• **Description of the task**
Write out each line of the listing as it stands, without the images.

• **Raw records**
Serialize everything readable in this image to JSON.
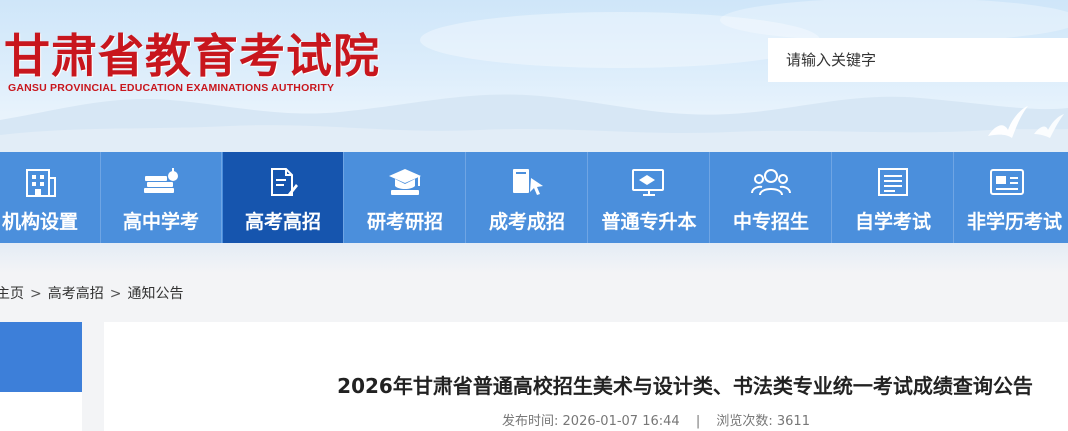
{
  "header": {
    "title": "甘肃省教育考试院",
    "subtitle": "GANSU PROVINCIAL EDUCATION EXAMINATIONS AUTHORITY",
    "search_placeholder": "请输入关键字"
  },
  "nav": {
    "items": [
      {
        "label": "机构设置",
        "icon": "building-icon"
      },
      {
        "label": "高中学考",
        "icon": "books-apple-icon"
      },
      {
        "label": "高考高招",
        "icon": "document-pen-icon",
        "active": true
      },
      {
        "label": "研考研招",
        "icon": "graduation-cap-icon"
      },
      {
        "label": "成考成招",
        "icon": "book-cursor-icon"
      },
      {
        "label": "普通专升本",
        "icon": "monitor-icon"
      },
      {
        "label": "中专招生",
        "icon": "users-icon"
      },
      {
        "label": "自学考试",
        "icon": "notebook-icon"
      },
      {
        "label": "非学历考试",
        "icon": "id-card-icon"
      }
    ]
  },
  "breadcrumb": {
    "home": "主页",
    "section": "高考高招",
    "current": "通知公告",
    "separator": ">"
  },
  "article": {
    "title": "2026年甘肃省普通高校招生美术与设计类、书法类专业统一考试成绩查询公告",
    "publish_label": "发布时间:",
    "publish_time": "2026-01-07 16:44",
    "views_label": "浏览次数:",
    "views": "3611",
    "meta_separator": "|"
  },
  "colors": {
    "brand_red": "#c8161d",
    "nav_blue": "#4b8fdc",
    "nav_active": "#1655ae"
  }
}
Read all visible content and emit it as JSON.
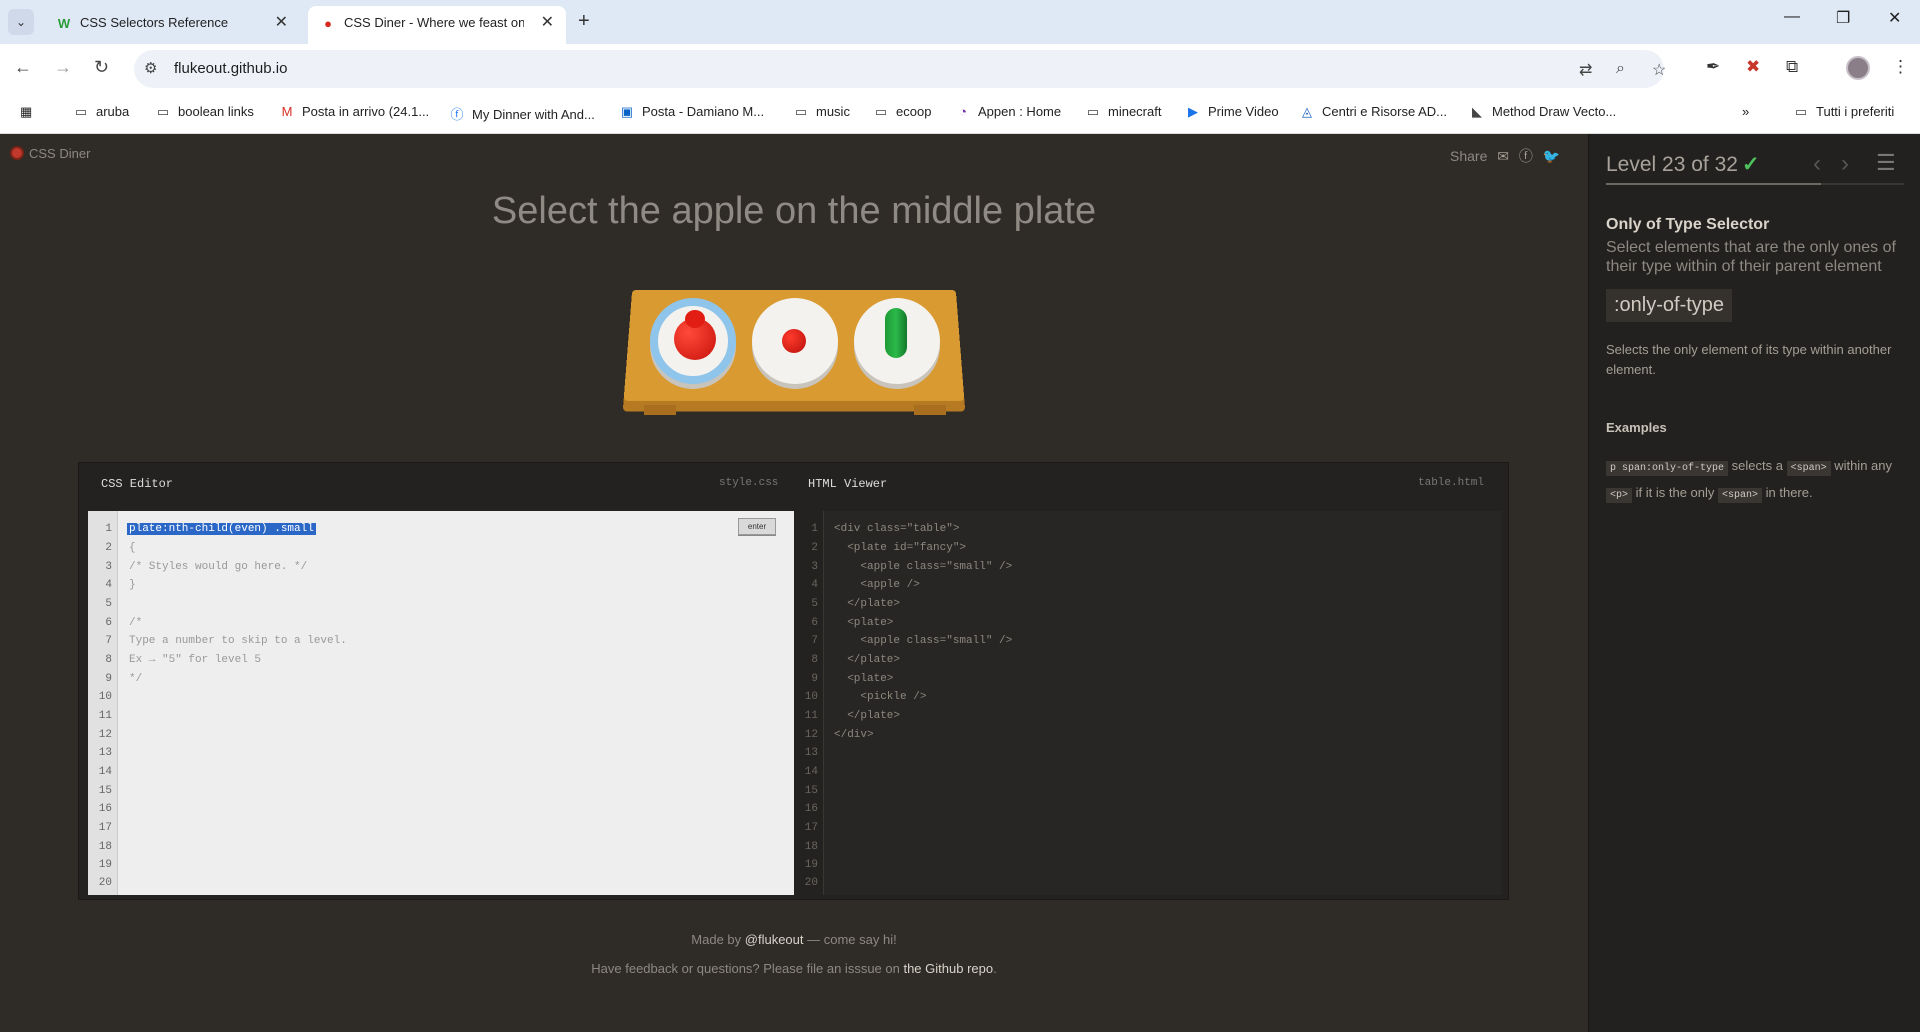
{
  "browser": {
    "tabs": [
      {
        "title": "CSS Selectors Reference",
        "favicon": "W"
      },
      {
        "title": "CSS Diner - Where we feast on",
        "favicon": "●"
      }
    ],
    "url": "flukeout.github.io",
    "bookmarks": [
      "aruba",
      "boolean links",
      "Posta in arrivo (24.1...",
      "My Dinner with And...",
      "Posta - Damiano M...",
      "music",
      "ecoop",
      "Appen : Home",
      "minecraft",
      "Prime Video",
      "Centri e Risorse AD...",
      "Method Draw Vecto...",
      "Tutti i preferiti"
    ]
  },
  "app": {
    "logo": "CSS Diner",
    "share_label": "Share",
    "instruction": "Select the apple on the middle plate"
  },
  "editor": {
    "css_title": "CSS Editor",
    "css_file": "style.css",
    "html_title": "HTML Viewer",
    "html_file": "table.html",
    "enter_label": "enter",
    "input_value": "plate:nth-child(even) .small",
    "css_lines": [
      "{",
      "/* Styles would go here. */",
      "}",
      "",
      "/*",
      "Type a number to skip to a level.",
      "Ex → \"5\" for level 5",
      "*/"
    ],
    "html_lines": [
      "<div class=\"table\">",
      "  <plate id=\"fancy\">",
      "    <apple class=\"small\" />",
      "    <apple />",
      "  </plate>",
      "  <plate>",
      "    <apple class=\"small\" />",
      "  </plate>",
      "  <plate>",
      "    <pickle />",
      "  </plate>",
      "</div>"
    ]
  },
  "footer": {
    "line1_pre": "Made by ",
    "line1_link": "@flukeout",
    "line1_post": " — come say hi!",
    "line2_pre": "Have feedback or questions? Please file an isssue on ",
    "line2_link": "the Github repo",
    "line2_post": "."
  },
  "sidebar": {
    "level_text": "Level 23 of 32",
    "level_progress": 0.72,
    "selector_name": "Only of Type Selector",
    "selector_title": "Select elements that are the only ones of their type within of their parent element",
    "syntax": ":only-of-type",
    "hint": "Selects the only element of its type within another element.",
    "examples_title": "Examples",
    "example_code1": "p span:only-of-type",
    "example_t1": " selects a ",
    "example_code2": "<span>",
    "example_t2": " within any ",
    "example_code3": "<p>",
    "example_t3": " if it is the only ",
    "example_code4": "<span>",
    "example_t4": " in there."
  }
}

• **Result**
Serialize everything readable in this image to JSON.
{
  "header": {
    "title": "甘肃省教育考试院",
    "subtitle": "GANSU PROVINCIAL EDUCATION EXAMINATIONS AUTHORITY",
    "search_placeholder": "请输入关键字"
  },
  "nav": {
    "items": [
      {
        "label": "机构设置",
        "icon": "building-icon"
      },
      {
        "label": "高中学考",
        "icon": "books-apple-icon"
      },
      {
        "label": "高考高招",
        "icon": "document-pen-icon",
        "active": true
      },
      {
        "label": "研考研招",
        "icon": "graduation-cap-icon"
      },
      {
        "label": "成考成招",
        "icon": "book-cursor-icon"
      },
      {
        "label": "普通专升本",
        "icon": "monitor-icon"
      },
      {
        "label": "中专招生",
        "icon": "users-icon"
      },
      {
        "label": "自学考试",
        "icon": "notebook-icon"
      },
      {
        "label": "非学历考试",
        "icon": "id-card-icon"
      }
    ]
  },
  "breadcrumb": {
    "home": "主页",
    "section": "高考高招",
    "current": "通知公告",
    "separator": ">"
  },
  "article": {
    "title": "2026年甘肃省普通高校招生美术与设计类、书法类专业统一考试成绩查询公告",
    "publish_label": "发布时间:",
    "publish_time": "2026-01-07 16:44",
    "views_label": "浏览次数:",
    "views": "3611",
    "meta_separator": "|"
  },
  "colors": {
    "brand_red": "#c8161d",
    "nav_blue": "#4b8fdc",
    "nav_active": "#1655ae"
  }
}
Read all visible content and emit it as JSON.
{
  "browser": {
    "tabs": [
      {
        "title": "CSS Selectors Reference",
        "favicon": "W"
      },
      {
        "title": "CSS Diner - Where we feast on",
        "favicon": "●"
      }
    ],
    "url": "flukeout.github.io",
    "bookmarks": [
      "aruba",
      "boolean links",
      "Posta in arrivo (24.1...",
      "My Dinner with And...",
      "Posta - Damiano M...",
      "music",
      "ecoop",
      "Appen : Home",
      "minecraft",
      "Prime Video",
      "Centri e Risorse AD...",
      "Method Draw Vecto...",
      "Tutti i preferiti"
    ]
  },
  "app": {
    "logo": "CSS Diner",
    "share_label": "Share",
    "instruction": "Select the apple on the middle plate"
  },
  "editor": {
    "css_title": "CSS Editor",
    "css_file": "style.css",
    "html_title": "HTML Viewer",
    "html_file": "table.html",
    "enter_label": "enter",
    "input_value": "plate:nth-child(even) .small",
    "css_lines": [
      "{",
      "/* Styles would go here. */",
      "}",
      "",
      "/*",
      "Type a number to skip to a level.",
      "Ex → \"5\" for level 5",
      "*/"
    ],
    "html_lines": [
      "<div class=\"table\">",
      "  <plate id=\"fancy\">",
      "    <apple class=\"small\" />",
      "    <apple />",
      "  </plate>",
      "  <plate>",
      "    <apple class=\"small\" />",
      "  </plate>",
      "  <plate>",
      "    <pickle />",
      "  </plate>",
      "</div>"
    ]
  },
  "footer": {
    "line1_pre": "Made by ",
    "line1_link": "@flukeout",
    "line1_post": " — come say hi!",
    "line2_pre": "Have feedback or questions? Please file an isssue on ",
    "line2_link": "the Github repo",
    "line2_post": "."
  },
  "sidebar": {
    "level_text": "Level 23 of 32",
    "level_progress": 0.72,
    "selector_name": "Only of Type Selector",
    "selector_title": "Select elements that are the only ones of their type within of their parent element",
    "syntax": ":only-of-type",
    "hint": "Selects the only element of its type within another element.",
    "examples_title": "Examples",
    "example_code1": "p span:only-of-type",
    "example_t1": " selects a ",
    "example_code2": "<span>",
    "example_t2": " within any ",
    "example_code3": "<p>",
    "example_t3": " if it is the only ",
    "example_code4": "<span>",
    "example_t4": " in there."
  }
}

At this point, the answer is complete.